Stored data
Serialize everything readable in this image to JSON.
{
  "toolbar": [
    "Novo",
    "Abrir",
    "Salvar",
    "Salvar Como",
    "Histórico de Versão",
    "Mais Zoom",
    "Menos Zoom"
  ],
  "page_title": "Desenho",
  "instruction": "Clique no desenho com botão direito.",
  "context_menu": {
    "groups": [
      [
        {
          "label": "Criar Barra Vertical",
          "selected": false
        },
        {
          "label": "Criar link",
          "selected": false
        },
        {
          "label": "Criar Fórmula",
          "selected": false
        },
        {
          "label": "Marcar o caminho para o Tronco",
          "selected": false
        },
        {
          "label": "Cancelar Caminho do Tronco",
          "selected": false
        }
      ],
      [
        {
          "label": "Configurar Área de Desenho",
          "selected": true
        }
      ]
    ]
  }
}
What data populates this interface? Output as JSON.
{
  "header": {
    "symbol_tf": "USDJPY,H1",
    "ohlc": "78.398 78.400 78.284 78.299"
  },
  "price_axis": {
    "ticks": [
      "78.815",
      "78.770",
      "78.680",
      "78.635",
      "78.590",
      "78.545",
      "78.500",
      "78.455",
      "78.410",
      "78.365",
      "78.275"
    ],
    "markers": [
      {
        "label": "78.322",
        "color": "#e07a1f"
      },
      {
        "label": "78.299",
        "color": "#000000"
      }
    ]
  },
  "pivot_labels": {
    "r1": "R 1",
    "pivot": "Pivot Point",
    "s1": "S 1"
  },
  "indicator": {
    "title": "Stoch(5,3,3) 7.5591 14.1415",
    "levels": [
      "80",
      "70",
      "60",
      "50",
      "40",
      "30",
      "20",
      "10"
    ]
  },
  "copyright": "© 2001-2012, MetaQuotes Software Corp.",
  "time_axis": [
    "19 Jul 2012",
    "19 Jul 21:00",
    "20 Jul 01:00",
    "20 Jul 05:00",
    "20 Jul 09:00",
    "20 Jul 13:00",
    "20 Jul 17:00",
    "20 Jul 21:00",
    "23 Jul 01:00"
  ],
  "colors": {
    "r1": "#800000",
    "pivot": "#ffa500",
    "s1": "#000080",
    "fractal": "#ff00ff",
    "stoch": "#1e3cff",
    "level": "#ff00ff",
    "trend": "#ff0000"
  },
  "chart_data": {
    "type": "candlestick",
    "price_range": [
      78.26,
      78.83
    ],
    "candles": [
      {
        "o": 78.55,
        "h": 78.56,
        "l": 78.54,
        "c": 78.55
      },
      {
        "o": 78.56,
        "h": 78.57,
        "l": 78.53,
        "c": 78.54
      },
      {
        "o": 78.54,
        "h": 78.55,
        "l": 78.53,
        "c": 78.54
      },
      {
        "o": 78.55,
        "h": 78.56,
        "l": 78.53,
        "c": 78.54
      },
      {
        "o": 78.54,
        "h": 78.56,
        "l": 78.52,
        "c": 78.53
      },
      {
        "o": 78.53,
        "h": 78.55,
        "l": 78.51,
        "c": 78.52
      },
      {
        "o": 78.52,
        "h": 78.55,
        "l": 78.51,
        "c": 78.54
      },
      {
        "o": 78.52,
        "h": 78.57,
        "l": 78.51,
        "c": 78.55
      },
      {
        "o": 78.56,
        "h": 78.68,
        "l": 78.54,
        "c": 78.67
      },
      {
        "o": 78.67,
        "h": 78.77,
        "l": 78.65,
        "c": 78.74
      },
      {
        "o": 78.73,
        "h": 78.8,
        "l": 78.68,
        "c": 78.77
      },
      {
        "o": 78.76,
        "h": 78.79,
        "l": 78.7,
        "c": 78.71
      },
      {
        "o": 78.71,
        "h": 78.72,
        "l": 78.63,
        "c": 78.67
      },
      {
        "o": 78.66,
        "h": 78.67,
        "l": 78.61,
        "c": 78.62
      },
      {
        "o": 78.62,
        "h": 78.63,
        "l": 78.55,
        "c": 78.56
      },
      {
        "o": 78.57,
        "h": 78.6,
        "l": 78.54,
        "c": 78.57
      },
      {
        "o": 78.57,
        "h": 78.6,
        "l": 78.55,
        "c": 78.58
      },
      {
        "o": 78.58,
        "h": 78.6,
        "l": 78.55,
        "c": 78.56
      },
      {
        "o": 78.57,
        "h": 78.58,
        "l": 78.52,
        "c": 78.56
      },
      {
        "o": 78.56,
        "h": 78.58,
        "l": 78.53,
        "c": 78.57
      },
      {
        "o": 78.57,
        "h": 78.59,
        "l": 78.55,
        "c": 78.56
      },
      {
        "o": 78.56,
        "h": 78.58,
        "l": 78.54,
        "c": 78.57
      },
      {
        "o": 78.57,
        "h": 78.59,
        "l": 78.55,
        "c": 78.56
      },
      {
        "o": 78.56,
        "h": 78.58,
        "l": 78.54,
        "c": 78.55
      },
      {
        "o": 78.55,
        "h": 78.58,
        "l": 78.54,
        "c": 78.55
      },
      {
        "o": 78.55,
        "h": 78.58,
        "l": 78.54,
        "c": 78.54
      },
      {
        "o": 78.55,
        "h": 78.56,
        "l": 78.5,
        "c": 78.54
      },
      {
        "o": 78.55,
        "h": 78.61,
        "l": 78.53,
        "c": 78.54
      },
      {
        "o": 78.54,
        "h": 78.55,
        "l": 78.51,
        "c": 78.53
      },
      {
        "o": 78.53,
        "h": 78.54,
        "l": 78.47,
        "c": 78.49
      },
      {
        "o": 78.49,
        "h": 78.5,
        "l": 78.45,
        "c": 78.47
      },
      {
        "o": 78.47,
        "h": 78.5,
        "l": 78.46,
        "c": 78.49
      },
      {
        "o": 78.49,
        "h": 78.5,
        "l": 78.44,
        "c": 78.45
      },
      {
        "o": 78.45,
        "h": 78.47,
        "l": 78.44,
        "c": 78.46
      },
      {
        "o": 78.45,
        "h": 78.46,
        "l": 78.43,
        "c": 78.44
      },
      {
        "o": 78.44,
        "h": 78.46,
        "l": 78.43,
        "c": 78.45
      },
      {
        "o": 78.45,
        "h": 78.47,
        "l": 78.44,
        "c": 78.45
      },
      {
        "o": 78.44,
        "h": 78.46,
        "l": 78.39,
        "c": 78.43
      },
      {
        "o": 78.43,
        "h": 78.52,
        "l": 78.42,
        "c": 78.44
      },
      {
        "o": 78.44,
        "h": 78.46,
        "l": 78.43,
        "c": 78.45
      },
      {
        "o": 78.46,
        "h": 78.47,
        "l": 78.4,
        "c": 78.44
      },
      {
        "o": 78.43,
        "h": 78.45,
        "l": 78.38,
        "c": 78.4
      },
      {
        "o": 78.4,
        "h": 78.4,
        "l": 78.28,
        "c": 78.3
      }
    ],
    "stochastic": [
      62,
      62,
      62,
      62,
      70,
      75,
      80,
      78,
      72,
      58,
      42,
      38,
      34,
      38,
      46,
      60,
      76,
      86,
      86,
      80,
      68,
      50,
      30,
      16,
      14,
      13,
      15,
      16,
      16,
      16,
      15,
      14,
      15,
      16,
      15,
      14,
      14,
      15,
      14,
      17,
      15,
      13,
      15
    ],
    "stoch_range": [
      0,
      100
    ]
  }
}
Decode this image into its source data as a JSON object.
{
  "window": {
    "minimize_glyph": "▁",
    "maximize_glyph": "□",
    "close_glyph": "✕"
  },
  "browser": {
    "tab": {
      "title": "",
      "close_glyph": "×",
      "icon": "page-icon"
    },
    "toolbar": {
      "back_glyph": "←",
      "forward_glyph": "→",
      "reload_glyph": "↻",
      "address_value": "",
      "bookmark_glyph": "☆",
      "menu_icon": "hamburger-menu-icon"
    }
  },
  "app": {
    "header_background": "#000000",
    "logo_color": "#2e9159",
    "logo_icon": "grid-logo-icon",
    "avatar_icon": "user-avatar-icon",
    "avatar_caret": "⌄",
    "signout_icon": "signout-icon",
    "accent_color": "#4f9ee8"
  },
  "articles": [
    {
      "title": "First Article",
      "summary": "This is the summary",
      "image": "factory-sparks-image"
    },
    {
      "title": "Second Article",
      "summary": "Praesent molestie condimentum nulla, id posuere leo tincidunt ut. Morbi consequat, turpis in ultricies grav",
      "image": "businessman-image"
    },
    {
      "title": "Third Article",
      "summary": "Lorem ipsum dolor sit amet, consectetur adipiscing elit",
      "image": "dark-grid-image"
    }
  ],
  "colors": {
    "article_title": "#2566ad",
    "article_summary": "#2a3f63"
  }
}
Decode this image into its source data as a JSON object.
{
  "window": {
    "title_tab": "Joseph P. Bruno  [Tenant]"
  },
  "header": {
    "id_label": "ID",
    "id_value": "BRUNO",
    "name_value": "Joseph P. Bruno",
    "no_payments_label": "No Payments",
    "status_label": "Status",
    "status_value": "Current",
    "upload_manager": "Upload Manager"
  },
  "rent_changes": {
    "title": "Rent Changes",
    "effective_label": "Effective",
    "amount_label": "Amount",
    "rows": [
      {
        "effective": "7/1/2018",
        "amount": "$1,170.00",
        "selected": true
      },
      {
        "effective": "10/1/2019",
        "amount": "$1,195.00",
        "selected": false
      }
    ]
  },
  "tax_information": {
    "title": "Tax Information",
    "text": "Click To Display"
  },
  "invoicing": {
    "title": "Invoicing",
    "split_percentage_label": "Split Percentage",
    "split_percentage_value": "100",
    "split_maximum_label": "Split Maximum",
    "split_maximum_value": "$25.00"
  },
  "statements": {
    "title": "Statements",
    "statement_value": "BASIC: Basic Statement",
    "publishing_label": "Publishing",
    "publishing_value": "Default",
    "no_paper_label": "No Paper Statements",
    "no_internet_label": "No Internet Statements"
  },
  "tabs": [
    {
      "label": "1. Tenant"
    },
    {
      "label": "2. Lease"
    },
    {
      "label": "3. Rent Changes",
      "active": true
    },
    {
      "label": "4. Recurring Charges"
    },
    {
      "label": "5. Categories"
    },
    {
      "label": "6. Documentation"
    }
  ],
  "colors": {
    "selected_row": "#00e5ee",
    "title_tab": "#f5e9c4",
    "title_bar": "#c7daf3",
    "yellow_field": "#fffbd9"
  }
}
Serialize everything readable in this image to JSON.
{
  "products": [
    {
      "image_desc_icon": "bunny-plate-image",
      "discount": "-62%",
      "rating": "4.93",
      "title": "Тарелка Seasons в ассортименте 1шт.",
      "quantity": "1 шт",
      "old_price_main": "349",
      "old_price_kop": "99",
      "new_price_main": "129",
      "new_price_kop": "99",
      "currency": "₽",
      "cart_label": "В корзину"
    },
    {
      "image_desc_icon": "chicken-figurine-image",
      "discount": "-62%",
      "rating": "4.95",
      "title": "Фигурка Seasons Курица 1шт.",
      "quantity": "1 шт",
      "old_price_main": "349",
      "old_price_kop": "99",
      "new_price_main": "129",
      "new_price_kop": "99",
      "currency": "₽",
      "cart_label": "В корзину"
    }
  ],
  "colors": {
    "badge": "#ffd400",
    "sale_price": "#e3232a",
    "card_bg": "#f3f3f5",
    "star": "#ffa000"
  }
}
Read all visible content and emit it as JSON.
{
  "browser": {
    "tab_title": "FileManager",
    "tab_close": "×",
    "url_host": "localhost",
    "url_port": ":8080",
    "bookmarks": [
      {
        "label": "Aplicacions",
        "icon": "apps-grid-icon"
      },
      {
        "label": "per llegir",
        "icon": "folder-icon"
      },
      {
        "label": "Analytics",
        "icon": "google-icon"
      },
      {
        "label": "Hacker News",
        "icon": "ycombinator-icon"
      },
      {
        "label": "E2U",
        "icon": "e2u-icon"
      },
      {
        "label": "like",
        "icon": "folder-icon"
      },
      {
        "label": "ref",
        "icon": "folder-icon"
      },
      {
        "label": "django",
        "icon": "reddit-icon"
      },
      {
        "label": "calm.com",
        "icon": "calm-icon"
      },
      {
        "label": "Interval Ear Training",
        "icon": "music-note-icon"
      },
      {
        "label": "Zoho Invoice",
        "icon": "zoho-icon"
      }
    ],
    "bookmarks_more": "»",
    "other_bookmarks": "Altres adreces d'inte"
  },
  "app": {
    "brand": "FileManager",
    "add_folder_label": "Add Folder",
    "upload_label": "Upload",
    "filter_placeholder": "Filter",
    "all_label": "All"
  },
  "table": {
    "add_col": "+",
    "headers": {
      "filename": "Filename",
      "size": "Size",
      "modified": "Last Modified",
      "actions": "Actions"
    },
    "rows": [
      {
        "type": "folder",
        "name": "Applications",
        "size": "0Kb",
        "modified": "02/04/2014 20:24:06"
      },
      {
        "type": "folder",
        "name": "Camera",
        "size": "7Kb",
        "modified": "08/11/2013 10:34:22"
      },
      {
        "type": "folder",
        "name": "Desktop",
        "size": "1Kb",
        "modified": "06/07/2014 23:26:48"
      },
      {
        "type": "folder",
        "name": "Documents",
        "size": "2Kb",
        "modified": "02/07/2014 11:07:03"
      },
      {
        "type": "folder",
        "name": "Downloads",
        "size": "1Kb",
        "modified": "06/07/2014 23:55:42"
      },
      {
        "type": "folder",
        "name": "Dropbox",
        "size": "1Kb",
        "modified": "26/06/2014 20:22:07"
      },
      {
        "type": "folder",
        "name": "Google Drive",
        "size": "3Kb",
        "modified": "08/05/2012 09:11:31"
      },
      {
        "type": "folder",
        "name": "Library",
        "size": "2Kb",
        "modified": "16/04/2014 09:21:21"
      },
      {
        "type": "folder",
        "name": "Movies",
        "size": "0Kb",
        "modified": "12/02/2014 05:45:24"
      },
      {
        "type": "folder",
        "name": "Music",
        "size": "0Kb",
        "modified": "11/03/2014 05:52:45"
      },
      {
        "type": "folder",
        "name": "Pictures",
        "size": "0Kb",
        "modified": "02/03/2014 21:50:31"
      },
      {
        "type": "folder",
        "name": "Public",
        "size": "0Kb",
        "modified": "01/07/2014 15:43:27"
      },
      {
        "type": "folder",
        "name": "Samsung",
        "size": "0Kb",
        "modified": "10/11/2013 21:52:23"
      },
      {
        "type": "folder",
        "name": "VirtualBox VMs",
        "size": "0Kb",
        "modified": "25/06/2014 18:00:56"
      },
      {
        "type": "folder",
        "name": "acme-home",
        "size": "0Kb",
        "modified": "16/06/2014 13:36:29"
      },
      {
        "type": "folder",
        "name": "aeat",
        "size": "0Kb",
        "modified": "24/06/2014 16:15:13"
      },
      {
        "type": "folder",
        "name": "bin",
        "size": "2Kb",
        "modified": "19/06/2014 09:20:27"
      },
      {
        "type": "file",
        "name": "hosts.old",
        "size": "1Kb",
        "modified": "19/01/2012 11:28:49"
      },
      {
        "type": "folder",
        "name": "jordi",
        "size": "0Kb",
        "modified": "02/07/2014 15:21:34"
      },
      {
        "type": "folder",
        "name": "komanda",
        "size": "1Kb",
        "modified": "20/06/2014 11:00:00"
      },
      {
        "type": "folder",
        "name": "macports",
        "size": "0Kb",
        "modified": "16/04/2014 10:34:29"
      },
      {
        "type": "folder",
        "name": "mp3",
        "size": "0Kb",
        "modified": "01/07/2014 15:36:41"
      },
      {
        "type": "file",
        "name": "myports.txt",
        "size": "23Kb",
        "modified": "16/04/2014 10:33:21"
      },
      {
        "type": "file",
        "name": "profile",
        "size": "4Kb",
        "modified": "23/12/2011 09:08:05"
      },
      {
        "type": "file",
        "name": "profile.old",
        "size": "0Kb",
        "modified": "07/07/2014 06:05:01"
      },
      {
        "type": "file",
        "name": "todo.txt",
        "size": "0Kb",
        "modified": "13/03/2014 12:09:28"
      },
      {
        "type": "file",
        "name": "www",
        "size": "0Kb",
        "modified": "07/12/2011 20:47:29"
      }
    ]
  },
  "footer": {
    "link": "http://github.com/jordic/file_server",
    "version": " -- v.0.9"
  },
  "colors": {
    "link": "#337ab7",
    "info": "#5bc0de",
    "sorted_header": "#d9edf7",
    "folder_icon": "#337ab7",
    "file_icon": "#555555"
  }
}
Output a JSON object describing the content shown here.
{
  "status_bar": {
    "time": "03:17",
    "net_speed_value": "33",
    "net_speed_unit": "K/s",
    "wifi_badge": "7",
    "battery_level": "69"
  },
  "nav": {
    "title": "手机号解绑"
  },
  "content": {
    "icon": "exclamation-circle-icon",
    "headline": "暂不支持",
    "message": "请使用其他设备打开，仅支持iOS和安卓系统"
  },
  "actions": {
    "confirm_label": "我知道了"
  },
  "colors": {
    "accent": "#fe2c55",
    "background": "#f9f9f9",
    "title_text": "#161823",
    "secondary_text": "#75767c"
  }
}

**Request:** Going through the entries above, report how many lines include the string "Tronco". The number alone is the answer.

**Complete answer:** 2